Which lines hold the word "PolySense"? Copy each of them.

Saved entries:
++++++++++

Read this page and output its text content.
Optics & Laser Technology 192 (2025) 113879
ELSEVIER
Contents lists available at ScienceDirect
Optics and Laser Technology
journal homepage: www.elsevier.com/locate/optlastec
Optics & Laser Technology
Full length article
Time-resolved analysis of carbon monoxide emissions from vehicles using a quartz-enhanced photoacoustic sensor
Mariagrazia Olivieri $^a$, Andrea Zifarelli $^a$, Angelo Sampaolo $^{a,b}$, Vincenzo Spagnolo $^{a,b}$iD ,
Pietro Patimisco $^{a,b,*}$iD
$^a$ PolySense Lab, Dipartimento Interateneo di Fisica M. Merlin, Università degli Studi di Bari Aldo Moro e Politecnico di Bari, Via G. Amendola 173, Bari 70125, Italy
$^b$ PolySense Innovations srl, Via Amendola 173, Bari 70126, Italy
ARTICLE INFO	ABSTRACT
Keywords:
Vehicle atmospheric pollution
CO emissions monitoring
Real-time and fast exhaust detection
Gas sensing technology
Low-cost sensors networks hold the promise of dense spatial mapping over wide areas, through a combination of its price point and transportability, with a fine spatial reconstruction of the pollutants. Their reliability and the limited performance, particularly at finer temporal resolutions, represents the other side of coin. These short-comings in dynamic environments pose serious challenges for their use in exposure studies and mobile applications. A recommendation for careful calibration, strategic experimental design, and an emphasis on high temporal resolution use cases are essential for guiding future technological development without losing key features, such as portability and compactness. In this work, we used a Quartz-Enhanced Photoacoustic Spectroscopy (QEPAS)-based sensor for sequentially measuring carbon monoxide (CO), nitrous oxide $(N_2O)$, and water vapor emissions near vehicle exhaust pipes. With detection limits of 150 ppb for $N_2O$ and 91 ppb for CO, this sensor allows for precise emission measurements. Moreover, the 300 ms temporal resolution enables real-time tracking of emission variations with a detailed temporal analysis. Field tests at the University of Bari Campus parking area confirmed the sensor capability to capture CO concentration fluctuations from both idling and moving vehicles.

++++++++++

> [RESULT OF THIS EXERCISE]:
$^a$ PolySense Lab, Dipartimento Interateneo di Fisica M. Merlin, Università degli Studi di Bari Aldo Moro e Politecnico di Bari, Via G. Amendola 173, Bari 70125, Italy
$^b$ PolySense Innovations srl, Via Amendola 173, Bari 70126, Italy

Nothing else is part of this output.